(Dataset listings of figures)
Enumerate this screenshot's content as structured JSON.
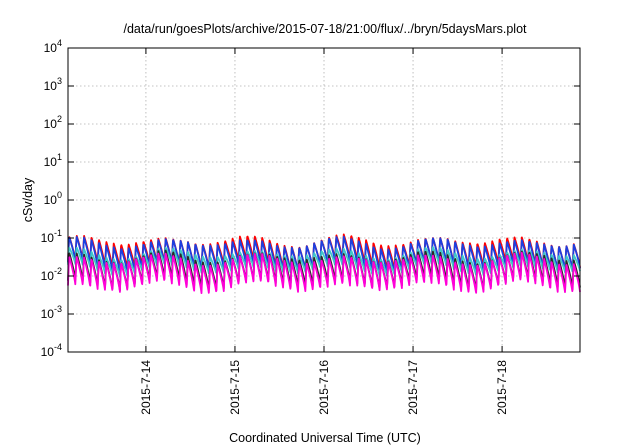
{
  "chart_data": {
    "type": "line",
    "title": "/data/run/goesPlots/archive/2015-07-18/21:00/flux/../bryn/5daysMars.plot",
    "xlabel": "Coordinated Universal Time (UTC)",
    "ylabel": "cSv/day",
    "yscale": "log",
    "ylim": [
      0.0001,
      10000
    ],
    "xlim": [
      "2015-07-13 03:00",
      "2015-07-18 21:00"
    ],
    "grid": true,
    "x_ticks": [
      {
        "date": "2015-07-14 00:00",
        "label": "2015-7-14"
      },
      {
        "date": "2015-07-15 00:00",
        "label": "2015-7-15"
      },
      {
        "date": "2015-07-16 00:00",
        "label": "2015-7-16"
      },
      {
        "date": "2015-07-17 00:00",
        "label": "2015-7-17"
      },
      {
        "date": "2015-07-18 00:00",
        "label": "2015-7-18"
      }
    ],
    "y_ticks": [
      {
        "value": 0.0001,
        "base": "10",
        "exp": "-4"
      },
      {
        "value": 0.001,
        "base": "10",
        "exp": "-3"
      },
      {
        "value": 0.01,
        "base": "10",
        "exp": "-2"
      },
      {
        "value": 0.1,
        "base": "10",
        "exp": "-1"
      },
      {
        "value": 1,
        "base": "10",
        "exp": "0"
      },
      {
        "value": 10,
        "base": "10",
        "exp": "1"
      },
      {
        "value": 100,
        "base": "10",
        "exp": "2"
      },
      {
        "value": 1000,
        "base": "10",
        "exp": "3"
      },
      {
        "value": 10000,
        "base": "10",
        "exp": "4"
      }
    ],
    "sawtooth_period_hours": 2,
    "series": [
      {
        "color": "#ff0000",
        "peak": 0.085,
        "trough": 0.018
      },
      {
        "color": "#1c3fe0",
        "peak": 0.075,
        "trough": 0.016
      },
      {
        "color": "#3fc7c9",
        "peak": 0.04,
        "trough": 0.014
      },
      {
        "color": "#2a2a2a",
        "peak": 0.032,
        "trough": 0.0058
      },
      {
        "color": "#ff00d8",
        "peak": 0.028,
        "trough": 0.0048
      }
    ]
  }
}
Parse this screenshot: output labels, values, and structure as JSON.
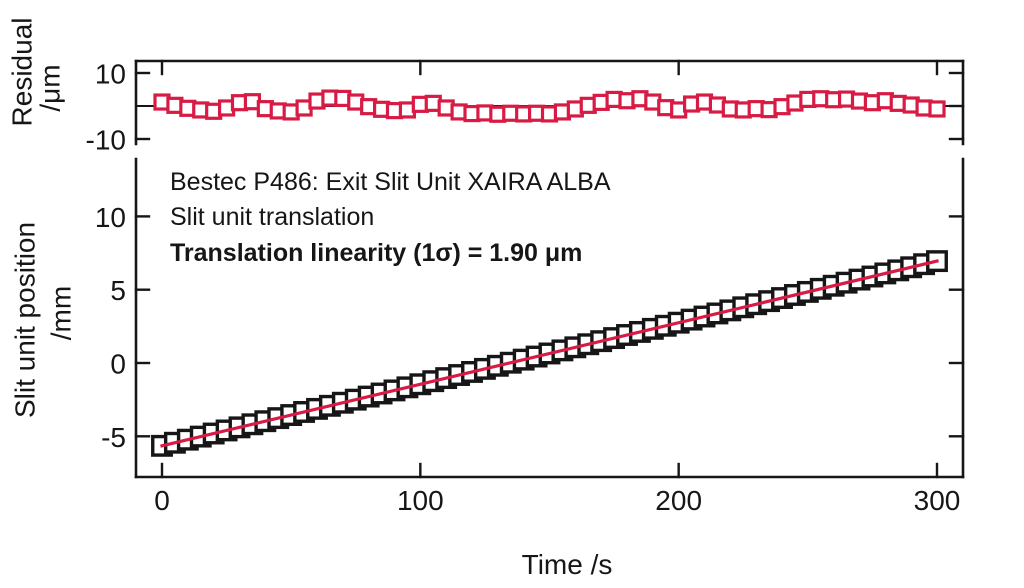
{
  "figure": {
    "background": "#ffffff",
    "ink_color": "#161616",
    "accent_red": "#d81b45"
  },
  "top_panel": {
    "ylabel_lines": [
      "Residual",
      "/μm"
    ],
    "yticks": [
      {
        "value": 10,
        "label": "10"
      },
      {
        "value": -10,
        "label": "-10"
      }
    ],
    "right_tick_values": [
      10,
      0,
      -10
    ],
    "zero_line_value": 0
  },
  "bottom_panel": {
    "ylabel_lines": [
      "Slit unit position",
      "/mm"
    ],
    "xlabel": "Time /s",
    "yticks": [
      {
        "value": 10,
        "label": "10"
      },
      {
        "value": 5,
        "label": "5"
      },
      {
        "value": 0,
        "label": "0"
      },
      {
        "value": -5,
        "label": "-5"
      }
    ],
    "xticks": [
      {
        "value": 0,
        "label": "0"
      },
      {
        "value": 100,
        "label": "100"
      },
      {
        "value": 200,
        "label": "200"
      },
      {
        "value": 300,
        "label": "300"
      }
    ],
    "annotations": [
      "Bestec P486: Exit Slit Unit XAIRA ALBA",
      "Slit unit translation",
      "Translation linearity (1σ) = 1.90 μm"
    ]
  },
  "chart_data": [
    {
      "type": "scatter",
      "name": "fit-residuals",
      "title": "Residual of linear fit",
      "xlabel": "Time /s",
      "ylabel": "Residual /μm",
      "marker": "open-square",
      "marker_color": "#d81b45",
      "xlim": [
        -10,
        310
      ],
      "ylim": [
        -12,
        14
      ],
      "grid": false,
      "x": [
        0,
        5,
        10,
        15,
        20,
        25,
        30,
        35,
        40,
        45,
        50,
        55,
        60,
        65,
        70,
        75,
        80,
        85,
        90,
        95,
        100,
        105,
        110,
        115,
        120,
        125,
        130,
        135,
        140,
        145,
        150,
        155,
        160,
        165,
        170,
        175,
        180,
        185,
        190,
        195,
        200,
        205,
        210,
        215,
        220,
        225,
        230,
        235,
        240,
        245,
        250,
        255,
        260,
        265,
        270,
        275,
        280,
        285,
        290,
        295,
        300
      ],
      "y": [
        1.2,
        0.2,
        -0.7,
        -1.2,
        -1.6,
        -0.6,
        1.0,
        1.3,
        -0.8,
        -1.5,
        -1.8,
        -0.6,
        1.5,
        2.4,
        2.3,
        1.2,
        -0.2,
        -1.0,
        -1.4,
        -1.2,
        0.5,
        0.8,
        -0.6,
        -1.8,
        -2.3,
        -2.1,
        -2.5,
        -2.2,
        -2.4,
        -2.2,
        -2.4,
        -1.8,
        -0.9,
        0.2,
        1.1,
        2.0,
        1.6,
        2.2,
        1.2,
        -0.5,
        -1.2,
        0.6,
        1.2,
        0.3,
        -0.9,
        -1.2,
        -0.8,
        -1.1,
        -0.2,
        0.9,
        2.0,
        2.2,
        1.9,
        2.1,
        1.5,
        1.0,
        1.6,
        0.8,
        0.3,
        -0.6,
        -0.9
      ]
    },
    {
      "type": "scatter",
      "name": "slit-unit-position",
      "title": "Bestec P486: Exit Slit Unit XAIRA ALBA — Slit unit translation",
      "xlabel": "Time /s",
      "ylabel": "Slit unit position /mm",
      "marker": "open-square",
      "marker_color": "#161616",
      "xlim": [
        -10,
        310
      ],
      "ylim": [
        -8,
        14
      ],
      "grid": false,
      "linearity_1sigma_um": 1.9,
      "x": [
        0,
        5,
        10,
        15,
        20,
        25,
        30,
        35,
        40,
        45,
        50,
        55,
        60,
        65,
        70,
        75,
        80,
        85,
        90,
        95,
        100,
        105,
        110,
        115,
        120,
        125,
        130,
        135,
        140,
        145,
        150,
        155,
        160,
        165,
        170,
        175,
        180,
        185,
        190,
        195,
        200,
        205,
        210,
        215,
        220,
        225,
        230,
        235,
        240,
        245,
        250,
        255,
        260,
        265,
        270,
        275,
        280,
        285,
        290,
        295,
        300
      ],
      "y": [
        -5.65,
        -5.44,
        -5.23,
        -5.02,
        -4.81,
        -4.6,
        -4.39,
        -4.18,
        -3.97,
        -3.76,
        -3.55,
        -3.34,
        -3.13,
        -2.92,
        -2.71,
        -2.5,
        -2.29,
        -2.08,
        -1.87,
        -1.66,
        -1.45,
        -1.24,
        -1.03,
        -0.82,
        -0.61,
        -0.4,
        -0.19,
        0.02,
        0.23,
        0.44,
        0.65,
        0.86,
        1.07,
        1.28,
        1.49,
        1.7,
        1.91,
        2.12,
        2.33,
        2.54,
        2.75,
        2.96,
        3.17,
        3.38,
        3.59,
        3.8,
        4.01,
        4.22,
        4.43,
        4.64,
        4.85,
        5.06,
        5.27,
        5.48,
        5.69,
        5.9,
        6.11,
        6.32,
        6.53,
        6.74,
        6.95
      ],
      "fit_line": {
        "color": "#d81b45",
        "x": [
          0,
          300
        ],
        "y": [
          -5.65,
          6.95
        ]
      }
    }
  ]
}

**Set problem**
Take every line that includes the string "date" and copy it.

**Result below**
        "date": "2015-07-14 00:00",
        "date": "2015-07-15 00:00",
        "date": "2015-07-16 00:00",
        "date": "2015-07-17 00:00",
        "date": "2015-07-18 00:00",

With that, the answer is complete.